#### [Aim]
Give the material again in full, matching it exactly.

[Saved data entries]
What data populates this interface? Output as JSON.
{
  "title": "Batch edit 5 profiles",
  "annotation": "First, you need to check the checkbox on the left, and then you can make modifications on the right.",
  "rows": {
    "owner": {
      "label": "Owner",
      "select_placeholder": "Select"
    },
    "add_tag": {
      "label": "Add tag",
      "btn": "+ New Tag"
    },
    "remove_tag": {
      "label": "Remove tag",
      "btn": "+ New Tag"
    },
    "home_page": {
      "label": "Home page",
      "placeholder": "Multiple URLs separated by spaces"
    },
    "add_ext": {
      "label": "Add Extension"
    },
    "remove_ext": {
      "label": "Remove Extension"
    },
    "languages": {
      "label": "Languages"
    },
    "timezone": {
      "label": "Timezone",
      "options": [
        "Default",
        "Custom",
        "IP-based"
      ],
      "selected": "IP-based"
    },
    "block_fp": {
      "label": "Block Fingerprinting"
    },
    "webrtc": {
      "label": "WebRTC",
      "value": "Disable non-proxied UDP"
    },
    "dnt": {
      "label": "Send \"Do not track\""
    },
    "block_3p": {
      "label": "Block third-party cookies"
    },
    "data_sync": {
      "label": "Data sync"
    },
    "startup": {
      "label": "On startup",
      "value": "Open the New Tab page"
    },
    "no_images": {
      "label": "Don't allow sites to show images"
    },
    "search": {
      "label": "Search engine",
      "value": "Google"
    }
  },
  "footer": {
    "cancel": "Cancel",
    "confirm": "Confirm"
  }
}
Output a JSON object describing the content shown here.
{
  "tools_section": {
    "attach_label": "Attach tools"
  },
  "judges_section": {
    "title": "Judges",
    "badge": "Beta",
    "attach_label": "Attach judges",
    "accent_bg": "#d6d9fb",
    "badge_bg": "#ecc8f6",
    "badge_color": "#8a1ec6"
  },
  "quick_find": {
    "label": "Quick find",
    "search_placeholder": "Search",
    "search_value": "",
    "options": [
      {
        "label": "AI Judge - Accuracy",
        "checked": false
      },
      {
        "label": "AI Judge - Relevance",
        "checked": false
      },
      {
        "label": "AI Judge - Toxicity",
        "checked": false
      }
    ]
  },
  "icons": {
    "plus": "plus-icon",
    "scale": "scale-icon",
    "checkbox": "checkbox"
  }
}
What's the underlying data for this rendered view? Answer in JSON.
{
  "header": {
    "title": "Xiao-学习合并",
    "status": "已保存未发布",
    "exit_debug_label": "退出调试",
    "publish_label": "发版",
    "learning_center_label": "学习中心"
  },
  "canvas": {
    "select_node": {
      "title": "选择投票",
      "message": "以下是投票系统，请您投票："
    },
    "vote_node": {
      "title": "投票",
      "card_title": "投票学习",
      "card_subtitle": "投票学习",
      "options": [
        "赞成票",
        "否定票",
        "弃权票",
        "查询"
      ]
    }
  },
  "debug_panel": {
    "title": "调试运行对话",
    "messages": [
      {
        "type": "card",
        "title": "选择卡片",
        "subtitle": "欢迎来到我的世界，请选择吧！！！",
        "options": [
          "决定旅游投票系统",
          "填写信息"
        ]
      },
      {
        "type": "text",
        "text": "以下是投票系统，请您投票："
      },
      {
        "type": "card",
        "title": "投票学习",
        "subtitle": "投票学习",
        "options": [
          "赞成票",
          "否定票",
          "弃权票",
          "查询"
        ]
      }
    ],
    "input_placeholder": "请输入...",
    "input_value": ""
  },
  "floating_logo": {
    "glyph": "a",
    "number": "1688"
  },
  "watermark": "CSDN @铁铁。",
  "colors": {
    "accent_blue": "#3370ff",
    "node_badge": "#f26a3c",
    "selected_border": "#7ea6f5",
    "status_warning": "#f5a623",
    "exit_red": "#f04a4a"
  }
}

#### [Output of the exercise]
What data populates this interface? Output as JSON.
{
  "title": "Batch edit 5 profiles",
  "annotation": "First, you need to check the checkbox on the left, and then you can make modifications on the right.",
  "rows": {
    "owner": {
      "label": "Owner",
      "select_placeholder": "Select"
    },
    "add_tag": {
      "label": "Add tag",
      "btn": "+ New Tag"
    },
    "remove_tag": {
      "label": "Remove tag",
      "btn": "+ New Tag"
    },
    "home_page": {
      "label": "Home page",
      "placeholder": "Multiple URLs separated by spaces"
    },
    "add_ext": {
      "label": "Add Extension"
    },
    "remove_ext": {
      "label": "Remove Extension"
    },
    "languages": {
      "label": "Languages"
    },
    "timezone": {
      "label": "Timezone",
      "options": [
        "Default",
        "Custom",
        "IP-based"
      ],
      "selected": "IP-based"
    },
    "block_fp": {
      "label": "Block Fingerprinting"
    },
    "webrtc": {
      "label": "WebRTC",
      "value": "Disable non-proxied UDP"
    },
    "dnt": {
      "label": "Send \"Do not track\""
    },
    "block_3p": {
      "label": "Block third-party cookies"
    },
    "data_sync": {
      "label": "Data sync"
    },
    "startup": {
      "label": "On startup",
      "value": "Open the New Tab page"
    },
    "no_images": {
      "label": "Don't allow sites to show images"
    },
    "search": {
      "label": "Search engine",
      "value": "Google"
    }
  },
  "footer": {
    "cancel": "Cancel",
    "confirm": "Confirm"
  }
}
Output a JSON object describing the content shown here.
{
  "tools_section": {
    "attach_label": "Attach tools"
  },
  "judges_section": {
    "title": "Judges",
    "badge": "Beta",
    "attach_label": "Attach judges",
    "accent_bg": "#d6d9fb",
    "badge_bg": "#ecc8f6",
    "badge_color": "#8a1ec6"
  },
  "quick_find": {
    "label": "Quick find",
    "search_placeholder": "Search",
    "search_value": "",
    "options": [
      {
        "label": "AI Judge - Accuracy",
        "checked": false
      },
      {
        "label": "AI Judge - Relevance",
        "checked": false
      },
      {
        "label": "AI Judge - Toxicity",
        "checked": false
      }
    ]
  },
  "icons": {
    "plus": "plus-icon",
    "scale": "scale-icon",
    "checkbox": "checkbox"
  }
}
What's the underlying data for this rendered view? Answer in JSON.
{
  "header": {
    "title": "Xiao-学习合并",
    "status": "已保存未发布",
    "exit_debug_label": "退出调试",
    "publish_label": "发版",
    "learning_center_label": "学习中心"
  },
  "canvas": {
    "select_node": {
      "title": "选择投票",
      "message": "以下是投票系统，请您投票："
    },
    "vote_node": {
      "title": "投票",
      "card_title": "投票学习",
      "card_subtitle": "投票学习",
      "options": [
        "赞成票",
        "否定票",
        "弃权票",
        "查询"
      ]
    }
  },
  "debug_panel": {
    "title": "调试运行对话",
    "messages": [
      {
        "type": "card",
        "title": "选择卡片",
        "subtitle": "欢迎来到我的世界，请选择吧！！！",
        "options": [
          "决定旅游投票系统",
          "填写信息"
        ]
      },
      {
        "type": "text",
        "text": "以下是投票系统，请您投票："
      },
      {
        "type": "card",
        "title": "投票学习",
        "subtitle": "投票学习",
        "options": [
          "赞成票",
          "否定票",
          "弃权票",
          "查询"
        ]
      }
    ],
    "input_placeholder": "请输入...",
    "input_value": ""
  },
  "floating_logo": {
    "glyph": "a",
    "number": "1688"
  },
  "watermark": "CSDN @铁铁。",
  "colors": {
    "accent_blue": "#3370ff",
    "node_badge": "#f26a3c",
    "selected_border": "#7ea6f5",
    "status_warning": "#f5a623",
    "exit_red": "#f04a4a"
  }
}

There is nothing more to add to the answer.